## What is needed
Copy out all the lines exactly. Omit pictures.

## Supplied material
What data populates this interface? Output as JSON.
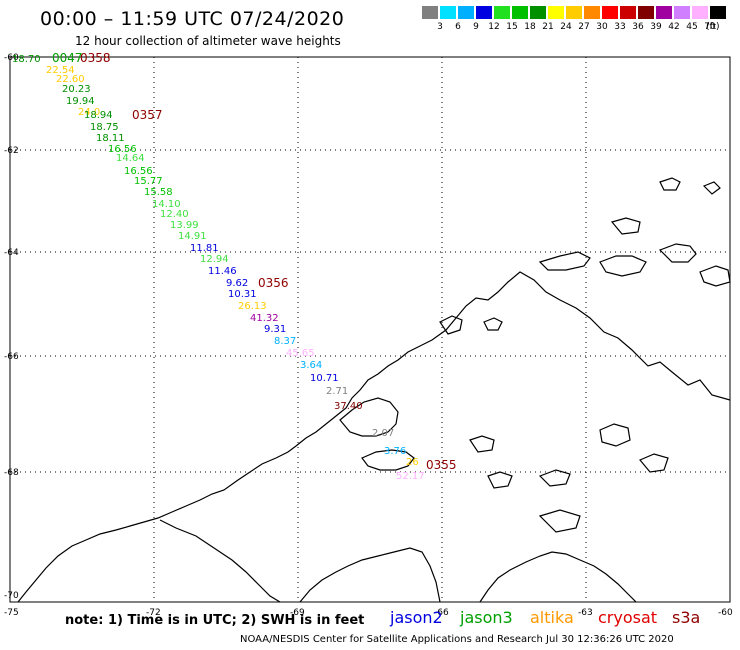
{
  "title": "00:00 – 11:59 UTC 07/24/2020",
  "subtitle": "12 hour collection of altimeter wave heights",
  "note": "note: 1) Time is in UTC; 2) SWH is in feet",
  "credit": "NOAA/NESDIS Center for Satellite Applications and Research    Jul 30 12:36:26 UTC 2020",
  "satellites": [
    {
      "name": "jason2",
      "color": "#0000e0"
    },
    {
      "name": "jason3",
      "color": "#00a000"
    },
    {
      "name": "altika",
      "color": "#ff9900"
    },
    {
      "name": "cryosat",
      "color": "#e00000"
    },
    {
      "name": "s3a",
      "color": "#900000"
    }
  ],
  "scale": {
    "labels": [
      "3",
      "6",
      "9",
      "12",
      "15",
      "18",
      "21",
      "24",
      "27",
      "30",
      "33",
      "36",
      "39",
      "42",
      "45",
      "70"
    ],
    "unit": "(ft)",
    "colors": [
      "#808080",
      "#00e0ff",
      "#00b0ff",
      "#0000e0",
      "#20e020",
      "#00c000",
      "#009000",
      "#ffff00",
      "#ffcc00",
      "#ff8800",
      "#ff0000",
      "#cc0000",
      "#800000",
      "#a000a0",
      "#d080ff",
      "#ffb0ff",
      "#000000"
    ]
  },
  "axes": {
    "lon_labels": [
      "-75",
      "-72",
      "-69",
      "-66",
      "-63",
      "-60"
    ],
    "lat_labels": [
      "-60",
      "-62",
      "-64",
      "-66",
      "-68",
      "-70"
    ]
  },
  "time_labels": [
    {
      "text": "0047",
      "color": "#00a000"
    },
    {
      "text": "0358",
      "color": "#900000"
    },
    {
      "text": "0357",
      "color": "#900000"
    },
    {
      "text": "0356",
      "color": "#900000"
    },
    {
      "text": "0355",
      "color": "#900000"
    }
  ],
  "wave_heights": [
    {
      "text": "18.70",
      "color": "#009000"
    },
    {
      "text": "22.54",
      "color": "#ffcc00"
    },
    {
      "text": "22.60",
      "color": "#ffcc00"
    },
    {
      "text": "20.23",
      "color": "#009000"
    },
    {
      "text": "19.94",
      "color": "#009000"
    },
    {
      "text": "24.0",
      "color": "#ffcc00"
    },
    {
      "text": "18.94",
      "color": "#009000"
    },
    {
      "text": "18.75",
      "color": "#009000"
    },
    {
      "text": "18.11",
      "color": "#009000"
    },
    {
      "text": "16.56",
      "color": "#00c000"
    },
    {
      "text": "14.64",
      "color": "#40e040"
    },
    {
      "text": "16.56",
      "color": "#00c000"
    },
    {
      "text": "15.77",
      "color": "#00c000"
    },
    {
      "text": "15.58",
      "color": "#00c000"
    },
    {
      "text": "14.10",
      "color": "#40e040"
    },
    {
      "text": "12.40",
      "color": "#40e040"
    },
    {
      "text": "13.99",
      "color": "#40e040"
    },
    {
      "text": "14.91",
      "color": "#40e040"
    },
    {
      "text": "11.81",
      "color": "#0000e0"
    },
    {
      "text": "12.94",
      "color": "#40e040"
    },
    {
      "text": "11.46",
      "color": "#0000e0"
    },
    {
      "text": "9.62",
      "color": "#0000e0"
    },
    {
      "text": "10.31",
      "color": "#0000e0"
    },
    {
      "text": "26.13",
      "color": "#ffcc00"
    },
    {
      "text": "41.32",
      "color": "#a000a0"
    },
    {
      "text": "9.31",
      "color": "#0000e0"
    },
    {
      "text": "8.37",
      "color": "#00b0ff"
    },
    {
      "text": "45.65",
      "color": "#ffb0ff"
    },
    {
      "text": "3.64",
      "color": "#00b0ff"
    },
    {
      "text": "10.71",
      "color": "#0000e0"
    },
    {
      "text": "2.71",
      "color": "#808080"
    },
    {
      "text": "37.40",
      "color": "#800000"
    },
    {
      "text": "2.07",
      "color": "#808080"
    },
    {
      "text": "3.76",
      "color": "#00b0ff"
    },
    {
      "text": "26",
      "color": "#ffcc00"
    },
    {
      "text": "52.17",
      "color": "#ffb0ff"
    }
  ]
}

## Finished task
What data populates this interface? Output as JSON.
{
  "title": "00:00 – 11:59 UTC 07/24/2020",
  "subtitle": "12 hour collection of altimeter wave heights",
  "note": "note: 1) Time is in UTC; 2) SWH is in feet",
  "credit": "NOAA/NESDIS Center for Satellite Applications and Research    Jul 30 12:36:26 UTC 2020",
  "satellites": [
    {
      "name": "jason2",
      "color": "#0000e0"
    },
    {
      "name": "jason3",
      "color": "#00a000"
    },
    {
      "name": "altika",
      "color": "#ff9900"
    },
    {
      "name": "cryosat",
      "color": "#e00000"
    },
    {
      "name": "s3a",
      "color": "#900000"
    }
  ],
  "scale": {
    "labels": [
      "3",
      "6",
      "9",
      "12",
      "15",
      "18",
      "21",
      "24",
      "27",
      "30",
      "33",
      "36",
      "39",
      "42",
      "45",
      "70"
    ],
    "unit": "(ft)",
    "colors": [
      "#808080",
      "#00e0ff",
      "#00b0ff",
      "#0000e0",
      "#20e020",
      "#00c000",
      "#009000",
      "#ffff00",
      "#ffcc00",
      "#ff8800",
      "#ff0000",
      "#cc0000",
      "#800000",
      "#a000a0",
      "#d080ff",
      "#ffb0ff",
      "#000000"
    ]
  },
  "axes": {
    "lon_labels": [
      "-75",
      "-72",
      "-69",
      "-66",
      "-63",
      "-60"
    ],
    "lat_labels": [
      "-60",
      "-62",
      "-64",
      "-66",
      "-68",
      "-70"
    ]
  },
  "time_labels": [
    {
      "text": "0047",
      "color": "#00a000"
    },
    {
      "text": "0358",
      "color": "#900000"
    },
    {
      "text": "0357",
      "color": "#900000"
    },
    {
      "text": "0356",
      "color": "#900000"
    },
    {
      "text": "0355",
      "color": "#900000"
    }
  ],
  "wave_heights": [
    {
      "text": "18.70",
      "color": "#009000"
    },
    {
      "text": "22.54",
      "color": "#ffcc00"
    },
    {
      "text": "22.60",
      "color": "#ffcc00"
    },
    {
      "text": "20.23",
      "color": "#009000"
    },
    {
      "text": "19.94",
      "color": "#009000"
    },
    {
      "text": "24.0",
      "color": "#ffcc00"
    },
    {
      "text": "18.94",
      "color": "#009000"
    },
    {
      "text": "18.75",
      "color": "#009000"
    },
    {
      "text": "18.11",
      "color": "#009000"
    },
    {
      "text": "16.56",
      "color": "#00c000"
    },
    {
      "text": "14.64",
      "color": "#40e040"
    },
    {
      "text": "16.56",
      "color": "#00c000"
    },
    {
      "text": "15.77",
      "color": "#00c000"
    },
    {
      "text": "15.58",
      "color": "#00c000"
    },
    {
      "text": "14.10",
      "color": "#40e040"
    },
    {
      "text": "12.40",
      "color": "#40e040"
    },
    {
      "text": "13.99",
      "color": "#40e040"
    },
    {
      "text": "14.91",
      "color": "#40e040"
    },
    {
      "text": "11.81",
      "color": "#0000e0"
    },
    {
      "text": "12.94",
      "color": "#40e040"
    },
    {
      "text": "11.46",
      "color": "#0000e0"
    },
    {
      "text": "9.62",
      "color": "#0000e0"
    },
    {
      "text": "10.31",
      "color": "#0000e0"
    },
    {
      "text": "26.13",
      "color": "#ffcc00"
    },
    {
      "text": "41.32",
      "color": "#a000a0"
    },
    {
      "text": "9.31",
      "color": "#0000e0"
    },
    {
      "text": "8.37",
      "color": "#00b0ff"
    },
    {
      "text": "45.65",
      "color": "#ffb0ff"
    },
    {
      "text": "3.64",
      "color": "#00b0ff"
    },
    {
      "text": "10.71",
      "color": "#0000e0"
    },
    {
      "text": "2.71",
      "color": "#808080"
    },
    {
      "text": "37.40",
      "color": "#800000"
    },
    {
      "text": "2.07",
      "color": "#808080"
    },
    {
      "text": "3.76",
      "color": "#00b0ff"
    },
    {
      "text": "26",
      "color": "#ffcc00"
    },
    {
      "text": "52.17",
      "color": "#ffb0ff"
    }
  ]
}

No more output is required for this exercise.